Problem description:
Copy out, from the entries below, each line holding the string "ИЗВЕШТАЈ".

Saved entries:

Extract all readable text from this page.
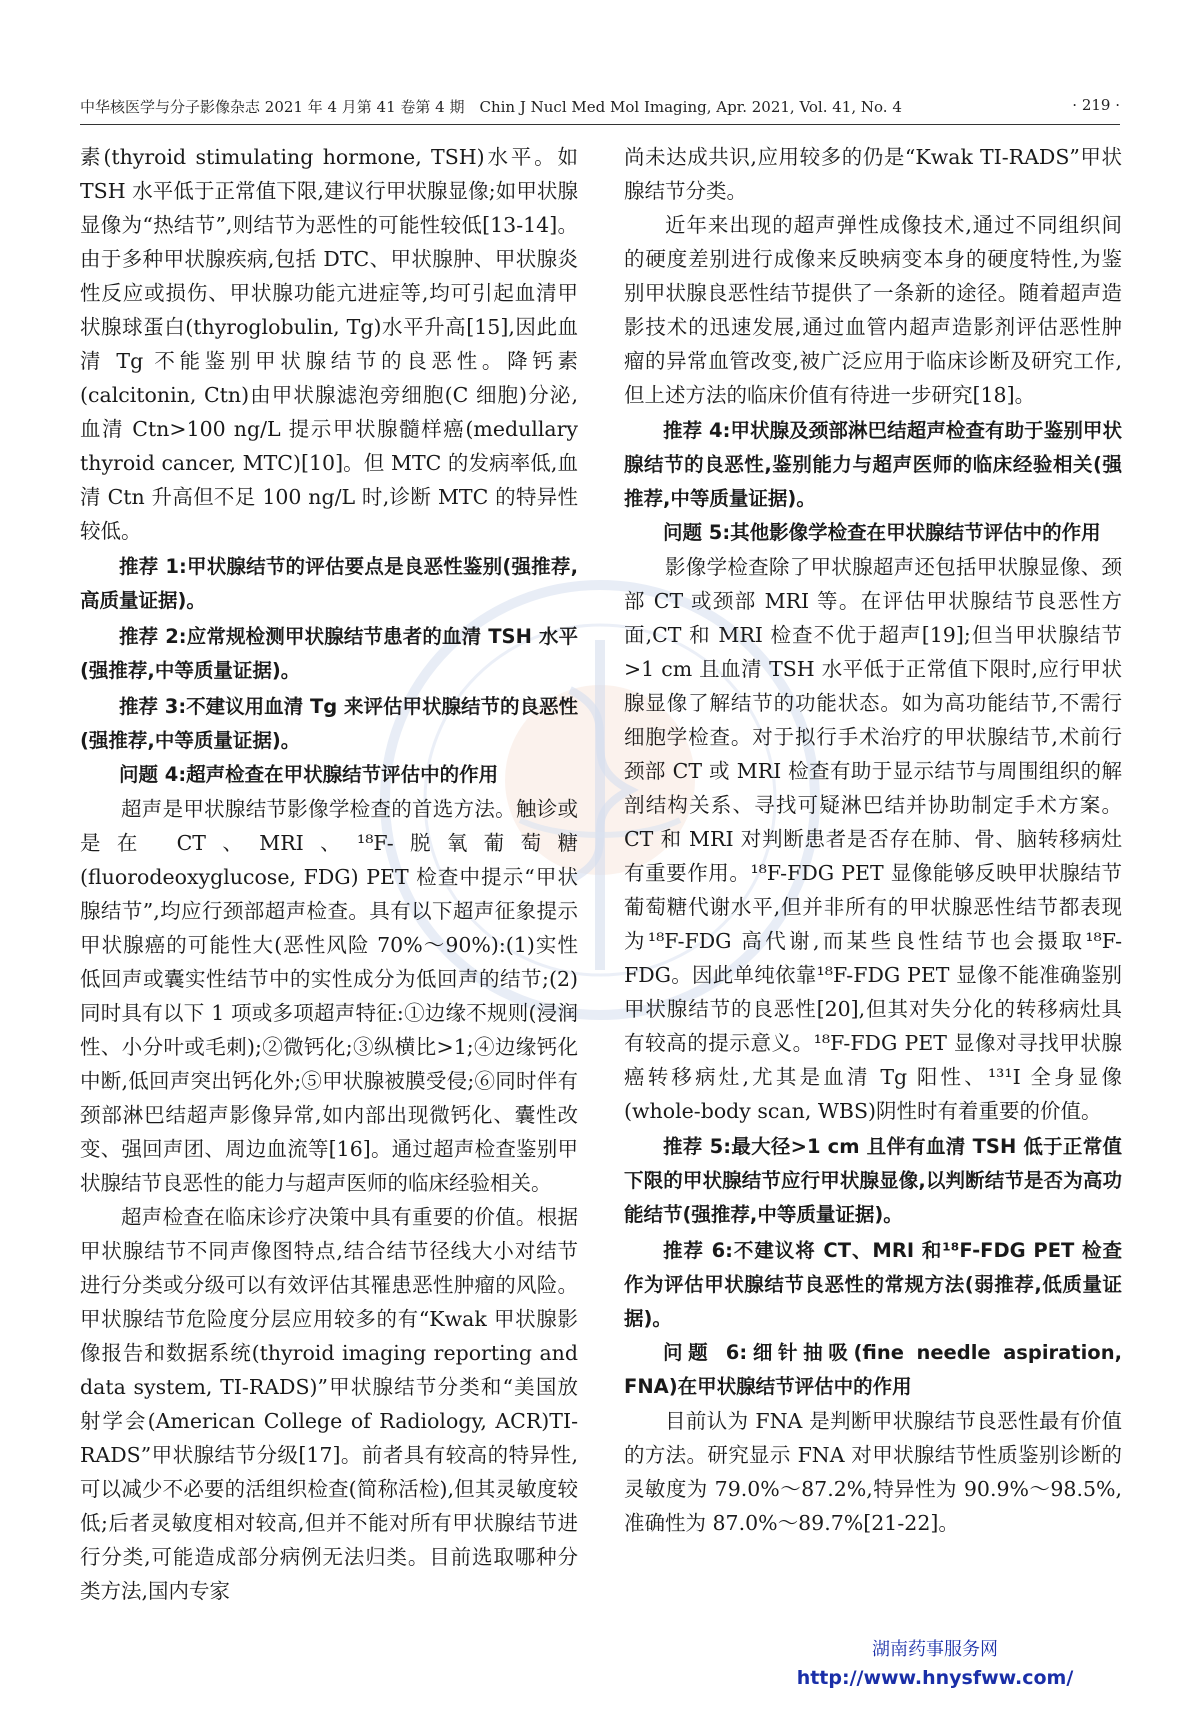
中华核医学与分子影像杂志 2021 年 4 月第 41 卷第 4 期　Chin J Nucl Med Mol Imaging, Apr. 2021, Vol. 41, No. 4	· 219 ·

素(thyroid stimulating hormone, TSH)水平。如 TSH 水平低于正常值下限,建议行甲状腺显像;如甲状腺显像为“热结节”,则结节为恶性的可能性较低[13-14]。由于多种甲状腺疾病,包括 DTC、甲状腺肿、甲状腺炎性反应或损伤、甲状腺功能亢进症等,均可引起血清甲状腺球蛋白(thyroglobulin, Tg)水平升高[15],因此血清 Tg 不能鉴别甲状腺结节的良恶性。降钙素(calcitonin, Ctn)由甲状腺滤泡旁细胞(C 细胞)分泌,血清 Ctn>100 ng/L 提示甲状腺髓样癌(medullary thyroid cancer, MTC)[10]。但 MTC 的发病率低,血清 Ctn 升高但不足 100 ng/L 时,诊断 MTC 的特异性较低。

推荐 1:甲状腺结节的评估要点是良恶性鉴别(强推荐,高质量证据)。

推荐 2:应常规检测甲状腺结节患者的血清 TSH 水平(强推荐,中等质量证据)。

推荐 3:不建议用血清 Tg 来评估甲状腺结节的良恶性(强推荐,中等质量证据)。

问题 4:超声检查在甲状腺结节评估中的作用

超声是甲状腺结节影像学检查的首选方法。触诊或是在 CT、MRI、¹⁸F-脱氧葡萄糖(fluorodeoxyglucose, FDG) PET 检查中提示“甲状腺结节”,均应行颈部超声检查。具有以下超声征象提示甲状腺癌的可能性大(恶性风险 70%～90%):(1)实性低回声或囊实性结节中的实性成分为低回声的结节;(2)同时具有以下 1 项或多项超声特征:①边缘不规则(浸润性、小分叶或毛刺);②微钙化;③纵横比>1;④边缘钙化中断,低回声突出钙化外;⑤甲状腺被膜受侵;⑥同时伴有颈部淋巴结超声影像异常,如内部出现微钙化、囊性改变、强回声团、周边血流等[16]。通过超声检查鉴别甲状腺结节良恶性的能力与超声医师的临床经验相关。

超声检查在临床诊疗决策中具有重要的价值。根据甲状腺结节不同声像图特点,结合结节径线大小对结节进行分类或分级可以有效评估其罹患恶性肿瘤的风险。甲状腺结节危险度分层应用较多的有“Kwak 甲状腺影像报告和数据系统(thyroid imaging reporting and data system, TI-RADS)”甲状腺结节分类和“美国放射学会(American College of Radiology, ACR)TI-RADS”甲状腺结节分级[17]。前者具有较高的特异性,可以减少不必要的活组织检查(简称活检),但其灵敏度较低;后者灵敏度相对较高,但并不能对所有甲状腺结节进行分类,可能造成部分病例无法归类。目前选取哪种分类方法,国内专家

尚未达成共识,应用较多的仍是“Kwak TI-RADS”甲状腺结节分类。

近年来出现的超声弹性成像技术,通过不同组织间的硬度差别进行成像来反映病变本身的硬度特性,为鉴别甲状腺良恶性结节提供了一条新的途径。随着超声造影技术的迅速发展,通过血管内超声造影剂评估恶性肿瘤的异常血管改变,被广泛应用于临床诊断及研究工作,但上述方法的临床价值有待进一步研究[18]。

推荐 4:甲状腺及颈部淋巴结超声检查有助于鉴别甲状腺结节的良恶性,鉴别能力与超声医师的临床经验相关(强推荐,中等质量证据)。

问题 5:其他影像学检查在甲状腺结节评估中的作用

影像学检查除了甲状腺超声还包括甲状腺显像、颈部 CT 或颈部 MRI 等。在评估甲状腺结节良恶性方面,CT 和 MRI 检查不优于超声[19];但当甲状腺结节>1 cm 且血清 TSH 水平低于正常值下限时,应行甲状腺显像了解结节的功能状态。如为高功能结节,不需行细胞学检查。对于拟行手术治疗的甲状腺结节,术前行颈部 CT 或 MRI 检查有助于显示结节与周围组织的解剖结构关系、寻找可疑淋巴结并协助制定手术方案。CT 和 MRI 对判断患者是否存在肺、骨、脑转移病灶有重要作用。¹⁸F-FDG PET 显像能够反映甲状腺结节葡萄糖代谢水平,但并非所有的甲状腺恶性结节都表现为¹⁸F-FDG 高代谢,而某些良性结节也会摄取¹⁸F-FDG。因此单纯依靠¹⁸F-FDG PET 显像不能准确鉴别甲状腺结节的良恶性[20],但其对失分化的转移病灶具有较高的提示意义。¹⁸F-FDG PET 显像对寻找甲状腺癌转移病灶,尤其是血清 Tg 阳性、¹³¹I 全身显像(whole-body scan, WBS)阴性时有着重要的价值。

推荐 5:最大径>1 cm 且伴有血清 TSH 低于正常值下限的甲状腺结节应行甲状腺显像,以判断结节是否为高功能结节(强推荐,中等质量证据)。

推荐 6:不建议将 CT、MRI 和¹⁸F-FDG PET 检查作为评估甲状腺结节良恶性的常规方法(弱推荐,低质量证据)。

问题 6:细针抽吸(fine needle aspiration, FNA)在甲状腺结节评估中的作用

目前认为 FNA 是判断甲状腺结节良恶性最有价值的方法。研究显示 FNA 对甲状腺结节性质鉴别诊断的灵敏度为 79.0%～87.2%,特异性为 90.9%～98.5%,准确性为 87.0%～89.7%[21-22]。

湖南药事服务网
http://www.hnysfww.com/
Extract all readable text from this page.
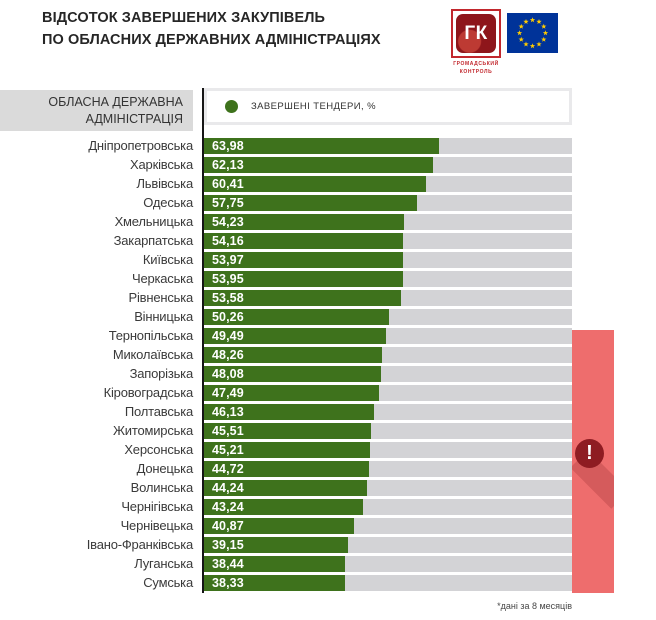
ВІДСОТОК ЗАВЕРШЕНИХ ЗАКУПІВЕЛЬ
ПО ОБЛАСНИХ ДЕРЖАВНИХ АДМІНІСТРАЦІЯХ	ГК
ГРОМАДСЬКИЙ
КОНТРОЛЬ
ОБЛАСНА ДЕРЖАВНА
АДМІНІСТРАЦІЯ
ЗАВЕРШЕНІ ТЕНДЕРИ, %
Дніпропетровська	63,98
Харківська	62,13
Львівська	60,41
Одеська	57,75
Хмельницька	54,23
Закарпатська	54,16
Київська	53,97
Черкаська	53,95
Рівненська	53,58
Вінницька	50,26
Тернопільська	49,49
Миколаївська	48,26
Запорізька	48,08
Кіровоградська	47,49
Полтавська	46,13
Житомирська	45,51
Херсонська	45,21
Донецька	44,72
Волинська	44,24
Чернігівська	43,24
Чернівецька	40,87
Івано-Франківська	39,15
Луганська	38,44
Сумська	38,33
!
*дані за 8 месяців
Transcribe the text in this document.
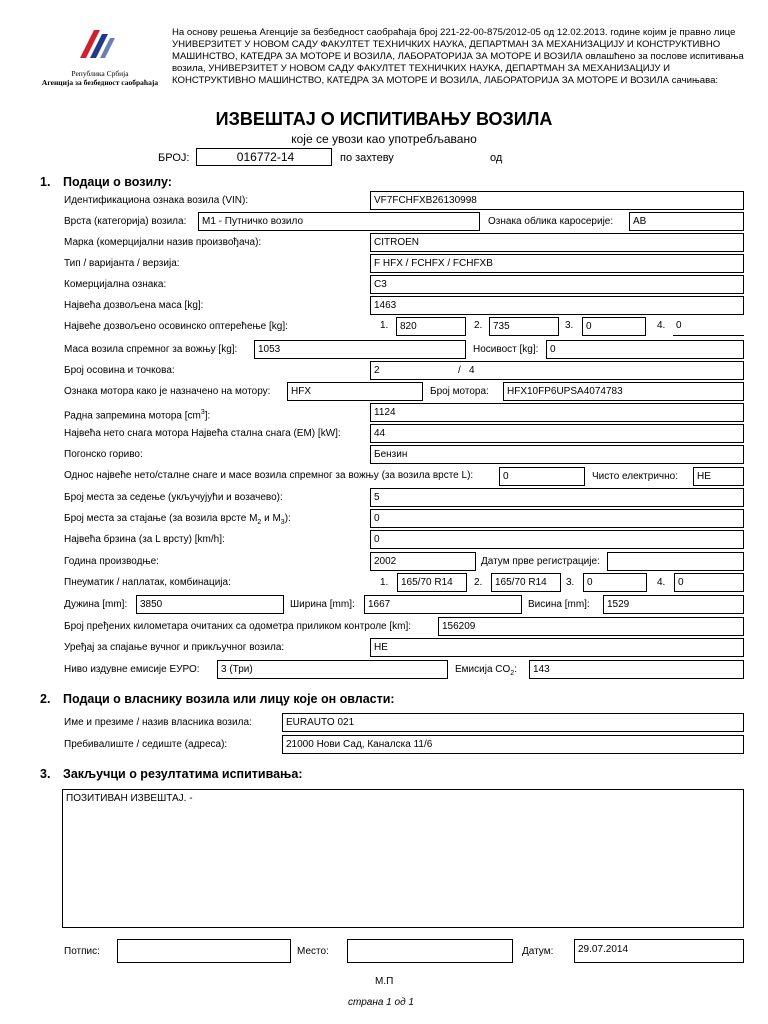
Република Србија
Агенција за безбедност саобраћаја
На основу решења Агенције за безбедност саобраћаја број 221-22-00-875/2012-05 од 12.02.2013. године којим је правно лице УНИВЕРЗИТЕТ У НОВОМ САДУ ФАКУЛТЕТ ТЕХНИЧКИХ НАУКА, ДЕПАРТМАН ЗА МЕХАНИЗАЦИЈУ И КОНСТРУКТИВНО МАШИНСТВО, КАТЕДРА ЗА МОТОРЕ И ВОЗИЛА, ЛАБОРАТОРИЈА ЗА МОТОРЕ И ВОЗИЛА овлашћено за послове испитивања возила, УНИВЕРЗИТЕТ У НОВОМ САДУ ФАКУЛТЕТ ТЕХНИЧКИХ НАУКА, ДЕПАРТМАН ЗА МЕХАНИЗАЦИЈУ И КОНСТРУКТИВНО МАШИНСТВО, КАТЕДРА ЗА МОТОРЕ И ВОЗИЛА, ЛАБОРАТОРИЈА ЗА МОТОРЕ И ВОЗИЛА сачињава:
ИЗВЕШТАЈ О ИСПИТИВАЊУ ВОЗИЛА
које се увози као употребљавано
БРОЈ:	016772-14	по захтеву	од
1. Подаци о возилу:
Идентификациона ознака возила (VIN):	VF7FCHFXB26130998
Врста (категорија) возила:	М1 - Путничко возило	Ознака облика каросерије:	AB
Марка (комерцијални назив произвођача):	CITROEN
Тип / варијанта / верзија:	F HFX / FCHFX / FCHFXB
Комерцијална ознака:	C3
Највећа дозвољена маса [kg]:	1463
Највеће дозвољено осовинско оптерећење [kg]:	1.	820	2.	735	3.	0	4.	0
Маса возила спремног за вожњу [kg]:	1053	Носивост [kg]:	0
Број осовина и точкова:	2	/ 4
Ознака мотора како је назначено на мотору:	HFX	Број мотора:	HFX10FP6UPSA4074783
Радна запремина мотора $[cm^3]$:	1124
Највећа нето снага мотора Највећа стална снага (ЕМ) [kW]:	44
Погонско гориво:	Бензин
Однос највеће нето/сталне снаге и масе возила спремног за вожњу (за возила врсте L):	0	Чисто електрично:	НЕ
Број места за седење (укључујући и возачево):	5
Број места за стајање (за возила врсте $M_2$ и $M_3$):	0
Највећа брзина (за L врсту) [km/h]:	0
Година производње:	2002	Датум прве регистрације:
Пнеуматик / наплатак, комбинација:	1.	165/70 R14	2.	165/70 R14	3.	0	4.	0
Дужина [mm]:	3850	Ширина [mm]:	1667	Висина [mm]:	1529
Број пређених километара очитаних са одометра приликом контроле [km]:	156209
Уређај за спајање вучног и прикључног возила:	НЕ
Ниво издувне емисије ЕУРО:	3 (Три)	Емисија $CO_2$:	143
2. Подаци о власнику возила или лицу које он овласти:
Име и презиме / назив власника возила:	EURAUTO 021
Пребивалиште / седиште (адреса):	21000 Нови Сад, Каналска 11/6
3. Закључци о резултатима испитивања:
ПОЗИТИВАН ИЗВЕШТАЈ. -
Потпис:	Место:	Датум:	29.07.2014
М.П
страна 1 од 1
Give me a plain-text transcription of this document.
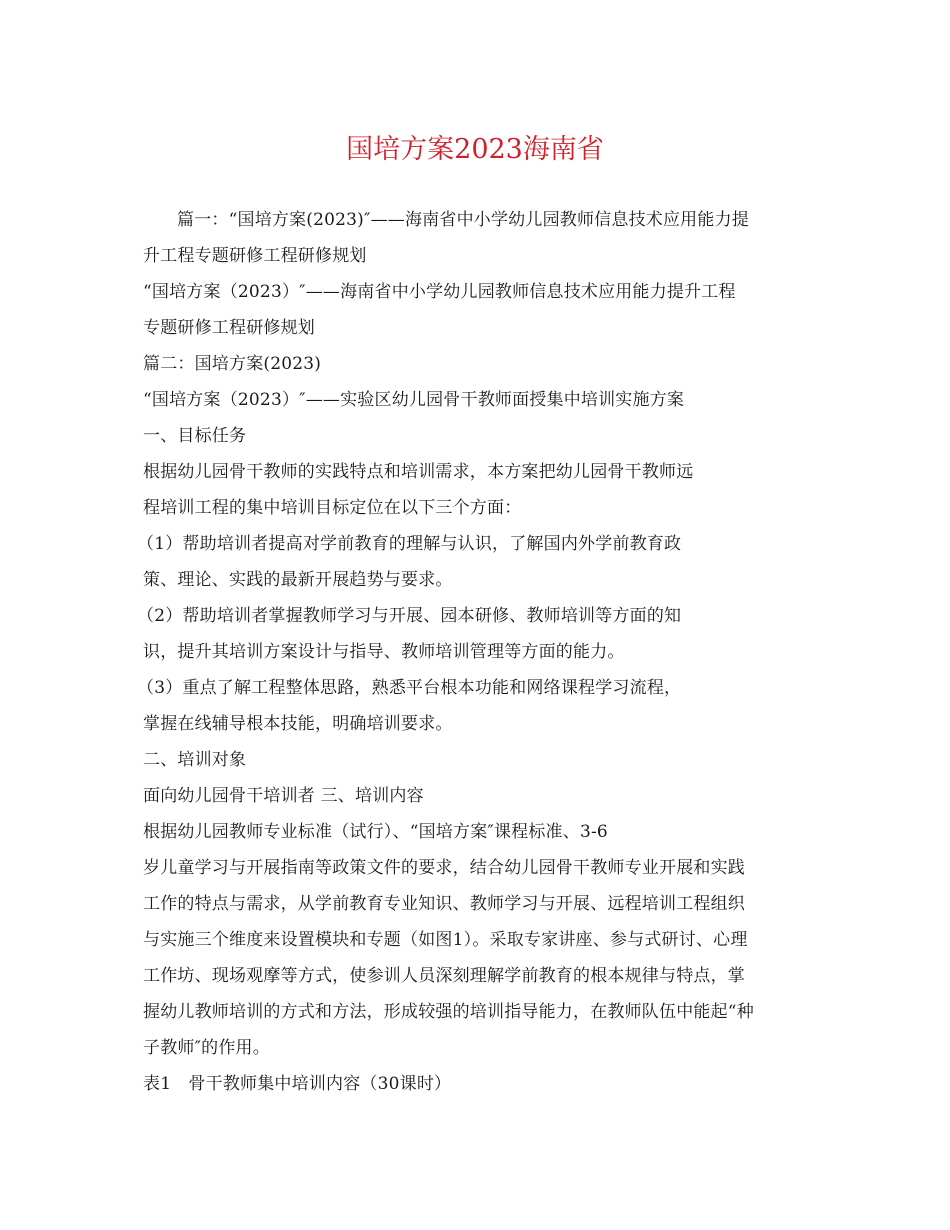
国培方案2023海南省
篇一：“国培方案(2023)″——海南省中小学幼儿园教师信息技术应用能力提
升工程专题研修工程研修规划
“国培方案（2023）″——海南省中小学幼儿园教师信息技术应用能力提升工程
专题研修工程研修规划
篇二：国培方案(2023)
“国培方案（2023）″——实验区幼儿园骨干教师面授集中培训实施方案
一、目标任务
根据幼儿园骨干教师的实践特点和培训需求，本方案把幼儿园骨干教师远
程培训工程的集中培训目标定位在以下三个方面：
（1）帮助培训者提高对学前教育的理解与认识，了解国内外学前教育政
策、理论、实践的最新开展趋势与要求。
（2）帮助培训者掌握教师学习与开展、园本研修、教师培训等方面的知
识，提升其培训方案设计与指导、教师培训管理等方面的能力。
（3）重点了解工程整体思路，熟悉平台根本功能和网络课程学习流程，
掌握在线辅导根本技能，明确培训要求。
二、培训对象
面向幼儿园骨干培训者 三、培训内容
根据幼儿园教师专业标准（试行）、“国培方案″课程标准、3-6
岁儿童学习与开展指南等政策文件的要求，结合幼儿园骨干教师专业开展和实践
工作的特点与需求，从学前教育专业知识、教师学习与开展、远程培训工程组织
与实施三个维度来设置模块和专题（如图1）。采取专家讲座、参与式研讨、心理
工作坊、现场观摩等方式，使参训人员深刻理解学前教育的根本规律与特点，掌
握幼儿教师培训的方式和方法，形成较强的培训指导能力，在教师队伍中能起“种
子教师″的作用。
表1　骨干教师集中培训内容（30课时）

Solution:
ИЗВЕШТАЈ О ИСПИТИВАЊУ ВОЗИЛА
ПОЗИТИВАН ИЗВЕШТАЈ. -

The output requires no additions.